──────── Dataset content ────────

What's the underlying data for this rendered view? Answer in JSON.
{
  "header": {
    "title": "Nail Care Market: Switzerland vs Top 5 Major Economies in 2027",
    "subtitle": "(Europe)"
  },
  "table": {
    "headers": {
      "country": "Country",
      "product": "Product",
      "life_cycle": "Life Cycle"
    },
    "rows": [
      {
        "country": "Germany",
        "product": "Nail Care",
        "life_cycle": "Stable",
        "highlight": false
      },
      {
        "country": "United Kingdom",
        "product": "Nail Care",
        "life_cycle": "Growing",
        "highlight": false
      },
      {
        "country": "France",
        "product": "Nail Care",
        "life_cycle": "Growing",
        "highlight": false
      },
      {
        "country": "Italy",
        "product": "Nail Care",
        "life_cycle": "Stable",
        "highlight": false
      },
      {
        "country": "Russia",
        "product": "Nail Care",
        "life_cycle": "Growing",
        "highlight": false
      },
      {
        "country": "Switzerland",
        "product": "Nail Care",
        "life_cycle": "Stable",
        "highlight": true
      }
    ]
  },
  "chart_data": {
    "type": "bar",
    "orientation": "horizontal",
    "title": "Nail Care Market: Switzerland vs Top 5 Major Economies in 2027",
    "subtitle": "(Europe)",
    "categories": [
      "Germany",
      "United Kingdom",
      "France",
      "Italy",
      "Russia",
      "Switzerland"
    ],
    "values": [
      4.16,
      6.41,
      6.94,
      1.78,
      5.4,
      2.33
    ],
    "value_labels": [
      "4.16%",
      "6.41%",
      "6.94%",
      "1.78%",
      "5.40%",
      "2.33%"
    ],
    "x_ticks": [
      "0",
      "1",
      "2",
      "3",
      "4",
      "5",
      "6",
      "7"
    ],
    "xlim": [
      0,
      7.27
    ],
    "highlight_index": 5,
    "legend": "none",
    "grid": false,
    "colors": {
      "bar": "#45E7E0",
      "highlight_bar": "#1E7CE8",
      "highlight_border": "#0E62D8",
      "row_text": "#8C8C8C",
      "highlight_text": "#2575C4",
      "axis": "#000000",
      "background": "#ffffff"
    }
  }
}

────────

◆ Task prompt: Copy every line exactly. Leave nothing out.

◆ Task response:
What's the underlying data for this rendered view? Answer in JSON.
{
  "header": {
    "title": "Nail Care Market: Switzerland vs Top 5 Major Economies in 2027",
    "subtitle": "(Europe)"
  },
  "table": {
    "headers": {
      "country": "Country",
      "product": "Product",
      "life_cycle": "Life Cycle"
    },
    "rows": [
      {
        "country": "Germany",
        "product": "Nail Care",
        "life_cycle": "Stable",
        "highlight": false
      },
      {
        "country": "United Kingdom",
        "product": "Nail Care",
        "life_cycle": "Growing",
        "highlight": false
      },
      {
        "country": "France",
        "product": "Nail Care",
        "life_cycle": "Growing",
        "highlight": false
      },
      {
        "country": "Italy",
        "product": "Nail Care",
        "life_cycle": "Stable",
        "highlight": false
      },
      {
        "country": "Russia",
        "product": "Nail Care",
        "life_cycle": "Growing",
        "highlight": false
      },
      {
        "country": "Switzerland",
        "product": "Nail Care",
        "life_cycle": "Stable",
        "highlight": true
      }
    ]
  },
  "chart_data": {
    "type": "bar",
    "orientation": "horizontal",
    "title": "Nail Care Market: Switzerland vs Top 5 Major Economies in 2027",
    "subtitle": "(Europe)",
    "categories": [
      "Germany",
      "United Kingdom",
      "France",
      "Italy",
      "Russia",
      "Switzerland"
    ],
    "values": [
      4.16,
      6.41,
      6.94,
      1.78,
      5.4,
      2.33
    ],
    "value_labels": [
      "4.16%",
      "6.41%",
      "6.94%",
      "1.78%",
      "5.40%",
      "2.33%"
    ],
    "x_ticks": [
      "0",
      "1",
      "2",
      "3",
      "4",
      "5",
      "6",
      "7"
    ],
    "xlim": [
      0,
      7.27
    ],
    "highlight_index": 5,
    "legend": "none",
    "grid": false,
    "colors": {
      "bar": "#45E7E0",
      "highlight_bar": "#1E7CE8",
      "highlight_border": "#0E62D8",
      "row_text": "#8C8C8C",
      "highlight_text": "#2575C4",
      "axis": "#000000",
      "background": "#ffffff"
    }
  }
}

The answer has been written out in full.